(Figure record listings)

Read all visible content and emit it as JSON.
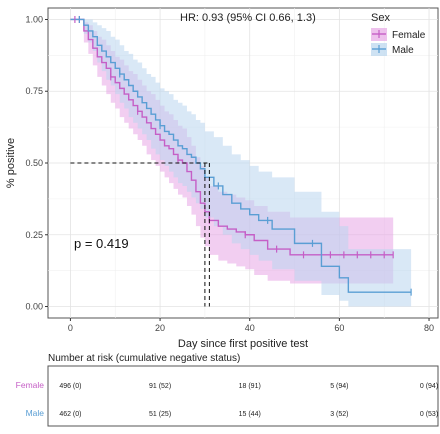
{
  "chart_data": {
    "type": "line",
    "subtype": "kaplan-meier",
    "xlabel": "Day since first positive test",
    "ylabel": "% positive",
    "xlim": [
      -5,
      82
    ],
    "ylim": [
      -0.04,
      1.04
    ],
    "x_ticks": [
      0,
      20,
      40,
      60,
      80
    ],
    "y_ticks": [
      0.0,
      0.25,
      0.5,
      0.75,
      1.0
    ],
    "y_tick_labels": [
      "0.00",
      "0.25",
      "0.50",
      "0.75",
      "1.00"
    ],
    "grid": true,
    "annotation": "HR: 0.93 (95% CI 0.66, 1.3)",
    "pvalue_label": "p = 0.419",
    "median_line": {
      "y": 0.5,
      "x": [
        30,
        31
      ]
    },
    "legend": {
      "title": "Sex",
      "position": "top-right"
    },
    "series": [
      {
        "name": "Female",
        "color": "#c55fc6",
        "band_color": "#e7a6e6",
        "step_x": [
          0,
          3,
          4,
          5,
          6,
          7,
          8,
          9,
          10,
          11,
          12,
          13,
          14,
          15,
          16,
          17,
          18,
          19,
          20,
          21,
          22,
          23,
          24,
          25,
          26,
          27,
          28,
          29,
          30,
          31,
          33,
          35,
          37,
          39,
          41,
          44,
          49,
          72
        ],
        "step_y": [
          1.0,
          0.96,
          0.93,
          0.9,
          0.87,
          0.85,
          0.83,
          0.8,
          0.78,
          0.76,
          0.74,
          0.72,
          0.7,
          0.68,
          0.66,
          0.64,
          0.62,
          0.6,
          0.58,
          0.56,
          0.55,
          0.53,
          0.51,
          0.5,
          0.47,
          0.44,
          0.4,
          0.36,
          0.33,
          0.3,
          0.28,
          0.27,
          0.26,
          0.25,
          0.23,
          0.2,
          0.18,
          0.18
        ],
        "upper": [
          1.0,
          0.99,
          0.98,
          0.96,
          0.94,
          0.93,
          0.91,
          0.89,
          0.87,
          0.86,
          0.84,
          0.82,
          0.81,
          0.79,
          0.77,
          0.75,
          0.74,
          0.72,
          0.7,
          0.68,
          0.67,
          0.65,
          0.63,
          0.62,
          0.59,
          0.56,
          0.52,
          0.49,
          0.45,
          0.42,
          0.4,
          0.39,
          0.38,
          0.37,
          0.35,
          0.33,
          0.31,
          0.31
        ],
        "lower": [
          1.0,
          0.92,
          0.88,
          0.84,
          0.8,
          0.77,
          0.74,
          0.71,
          0.69,
          0.66,
          0.64,
          0.62,
          0.6,
          0.58,
          0.56,
          0.53,
          0.51,
          0.49,
          0.47,
          0.45,
          0.43,
          0.41,
          0.39,
          0.38,
          0.35,
          0.32,
          0.28,
          0.24,
          0.21,
          0.18,
          0.16,
          0.15,
          0.14,
          0.13,
          0.11,
          0.09,
          0.08,
          0.08
        ],
        "censor_x": [
          1,
          2,
          9,
          15,
          24,
          31,
          39,
          46,
          52,
          58,
          61,
          64,
          67,
          70,
          72
        ]
      },
      {
        "name": "Male",
        "color": "#5a9ed4",
        "band_color": "#b9d6ee",
        "step_x": [
          0,
          3,
          4,
          5,
          6,
          7,
          8,
          9,
          10,
          11,
          12,
          13,
          14,
          15,
          16,
          17,
          18,
          19,
          20,
          21,
          22,
          23,
          24,
          25,
          26,
          27,
          28,
          29,
          30,
          32,
          34,
          36,
          38,
          40,
          42,
          45,
          50,
          56,
          60,
          62,
          76
        ],
        "step_y": [
          1.0,
          0.98,
          0.96,
          0.94,
          0.91,
          0.89,
          0.87,
          0.85,
          0.83,
          0.81,
          0.79,
          0.77,
          0.75,
          0.73,
          0.71,
          0.69,
          0.67,
          0.65,
          0.63,
          0.61,
          0.6,
          0.58,
          0.56,
          0.55,
          0.53,
          0.52,
          0.5,
          0.48,
          0.45,
          0.42,
          0.39,
          0.36,
          0.34,
          0.32,
          0.3,
          0.27,
          0.22,
          0.14,
          0.1,
          0.05,
          0.05
        ],
        "upper": [
          1.0,
          1.0,
          1.0,
          0.99,
          0.98,
          0.97,
          0.96,
          0.94,
          0.93,
          0.91,
          0.89,
          0.88,
          0.86,
          0.85,
          0.83,
          0.81,
          0.8,
          0.78,
          0.76,
          0.75,
          0.74,
          0.72,
          0.71,
          0.7,
          0.68,
          0.67,
          0.65,
          0.64,
          0.61,
          0.59,
          0.56,
          0.53,
          0.51,
          0.49,
          0.47,
          0.45,
          0.4,
          0.33,
          0.28,
          0.2,
          0.2
        ],
        "lower": [
          1.0,
          0.95,
          0.92,
          0.89,
          0.85,
          0.82,
          0.79,
          0.77,
          0.74,
          0.71,
          0.69,
          0.66,
          0.64,
          0.62,
          0.6,
          0.58,
          0.55,
          0.53,
          0.51,
          0.49,
          0.47,
          0.45,
          0.43,
          0.42,
          0.4,
          0.38,
          0.36,
          0.34,
          0.31,
          0.28,
          0.25,
          0.22,
          0.2,
          0.18,
          0.16,
          0.13,
          0.09,
          0.04,
          0.02,
          0.0,
          0.0
        ],
        "censor_x": [
          2,
          11,
          20,
          33,
          44,
          54,
          76
        ]
      }
    ]
  },
  "risk_table": {
    "title": "Number at risk (cumulative negative status)",
    "times": [
      0,
      20,
      40,
      60,
      80
    ],
    "rows": [
      {
        "label": "Female",
        "color": "#c55fc6",
        "cells": [
          "496 (0)",
          "91 (52)",
          "18 (91)",
          "5 (94)",
          "0 (94)"
        ]
      },
      {
        "label": "Male",
        "color": "#5a9ed4",
        "cells": [
          "462 (0)",
          "51 (25)",
          "15 (44)",
          "3 (52)",
          "0 (53)"
        ]
      }
    ]
  }
}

● TASK DESCRIPTION:
Set down the material above as is, without any pictures.

● OUTPUT FOR THIS EXERCISE:
Read all visible content and emit it as JSON.
{
  "chart_data": {
    "type": "line",
    "subtype": "kaplan-meier",
    "xlabel": "Day since first positive test",
    "ylabel": "% positive",
    "xlim": [
      -5,
      82
    ],
    "ylim": [
      -0.04,
      1.04
    ],
    "x_ticks": [
      0,
      20,
      40,
      60,
      80
    ],
    "y_ticks": [
      0.0,
      0.25,
      0.5,
      0.75,
      1.0
    ],
    "y_tick_labels": [
      "0.00",
      "0.25",
      "0.50",
      "0.75",
      "1.00"
    ],
    "grid": true,
    "annotation": "HR: 0.93 (95% CI 0.66, 1.3)",
    "pvalue_label": "p = 0.419",
    "median_line": {
      "y": 0.5,
      "x": [
        30,
        31
      ]
    },
    "legend": {
      "title": "Sex",
      "position": "top-right"
    },
    "series": [
      {
        "name": "Female",
        "color": "#c55fc6",
        "band_color": "#e7a6e6",
        "step_x": [
          0,
          3,
          4,
          5,
          6,
          7,
          8,
          9,
          10,
          11,
          12,
          13,
          14,
          15,
          16,
          17,
          18,
          19,
          20,
          21,
          22,
          23,
          24,
          25,
          26,
          27,
          28,
          29,
          30,
          31,
          33,
          35,
          37,
          39,
          41,
          44,
          49,
          72
        ],
        "step_y": [
          1.0,
          0.96,
          0.93,
          0.9,
          0.87,
          0.85,
          0.83,
          0.8,
          0.78,
          0.76,
          0.74,
          0.72,
          0.7,
          0.68,
          0.66,
          0.64,
          0.62,
          0.6,
          0.58,
          0.56,
          0.55,
          0.53,
          0.51,
          0.5,
          0.47,
          0.44,
          0.4,
          0.36,
          0.33,
          0.3,
          0.28,
          0.27,
          0.26,
          0.25,
          0.23,
          0.2,
          0.18,
          0.18
        ],
        "upper": [
          1.0,
          0.99,
          0.98,
          0.96,
          0.94,
          0.93,
          0.91,
          0.89,
          0.87,
          0.86,
          0.84,
          0.82,
          0.81,
          0.79,
          0.77,
          0.75,
          0.74,
          0.72,
          0.7,
          0.68,
          0.67,
          0.65,
          0.63,
          0.62,
          0.59,
          0.56,
          0.52,
          0.49,
          0.45,
          0.42,
          0.4,
          0.39,
          0.38,
          0.37,
          0.35,
          0.33,
          0.31,
          0.31
        ],
        "lower": [
          1.0,
          0.92,
          0.88,
          0.84,
          0.8,
          0.77,
          0.74,
          0.71,
          0.69,
          0.66,
          0.64,
          0.62,
          0.6,
          0.58,
          0.56,
          0.53,
          0.51,
          0.49,
          0.47,
          0.45,
          0.43,
          0.41,
          0.39,
          0.38,
          0.35,
          0.32,
          0.28,
          0.24,
          0.21,
          0.18,
          0.16,
          0.15,
          0.14,
          0.13,
          0.11,
          0.09,
          0.08,
          0.08
        ],
        "censor_x": [
          1,
          2,
          9,
          15,
          24,
          31,
          39,
          46,
          52,
          58,
          61,
          64,
          67,
          70,
          72
        ]
      },
      {
        "name": "Male",
        "color": "#5a9ed4",
        "band_color": "#b9d6ee",
        "step_x": [
          0,
          3,
          4,
          5,
          6,
          7,
          8,
          9,
          10,
          11,
          12,
          13,
          14,
          15,
          16,
          17,
          18,
          19,
          20,
          21,
          22,
          23,
          24,
          25,
          26,
          27,
          28,
          29,
          30,
          32,
          34,
          36,
          38,
          40,
          42,
          45,
          50,
          56,
          60,
          62,
          76
        ],
        "step_y": [
          1.0,
          0.98,
          0.96,
          0.94,
          0.91,
          0.89,
          0.87,
          0.85,
          0.83,
          0.81,
          0.79,
          0.77,
          0.75,
          0.73,
          0.71,
          0.69,
          0.67,
          0.65,
          0.63,
          0.61,
          0.6,
          0.58,
          0.56,
          0.55,
          0.53,
          0.52,
          0.5,
          0.48,
          0.45,
          0.42,
          0.39,
          0.36,
          0.34,
          0.32,
          0.3,
          0.27,
          0.22,
          0.14,
          0.1,
          0.05,
          0.05
        ],
        "upper": [
          1.0,
          1.0,
          1.0,
          0.99,
          0.98,
          0.97,
          0.96,
          0.94,
          0.93,
          0.91,
          0.89,
          0.88,
          0.86,
          0.85,
          0.83,
          0.81,
          0.8,
          0.78,
          0.76,
          0.75,
          0.74,
          0.72,
          0.71,
          0.7,
          0.68,
          0.67,
          0.65,
          0.64,
          0.61,
          0.59,
          0.56,
          0.53,
          0.51,
          0.49,
          0.47,
          0.45,
          0.4,
          0.33,
          0.28,
          0.2,
          0.2
        ],
        "lower": [
          1.0,
          0.95,
          0.92,
          0.89,
          0.85,
          0.82,
          0.79,
          0.77,
          0.74,
          0.71,
          0.69,
          0.66,
          0.64,
          0.62,
          0.6,
          0.58,
          0.55,
          0.53,
          0.51,
          0.49,
          0.47,
          0.45,
          0.43,
          0.42,
          0.4,
          0.38,
          0.36,
          0.34,
          0.31,
          0.28,
          0.25,
          0.22,
          0.2,
          0.18,
          0.16,
          0.13,
          0.09,
          0.04,
          0.02,
          0.0,
          0.0
        ],
        "censor_x": [
          2,
          11,
          20,
          33,
          44,
          54,
          76
        ]
      }
    ]
  },
  "risk_table": {
    "title": "Number at risk (cumulative negative status)",
    "times": [
      0,
      20,
      40,
      60,
      80
    ],
    "rows": [
      {
        "label": "Female",
        "color": "#c55fc6",
        "cells": [
          "496 (0)",
          "91 (52)",
          "18 (91)",
          "5 (94)",
          "0 (94)"
        ]
      },
      {
        "label": "Male",
        "color": "#5a9ed4",
        "cells": [
          "462 (0)",
          "51 (25)",
          "15 (44)",
          "3 (52)",
          "0 (53)"
        ]
      }
    ]
  }
}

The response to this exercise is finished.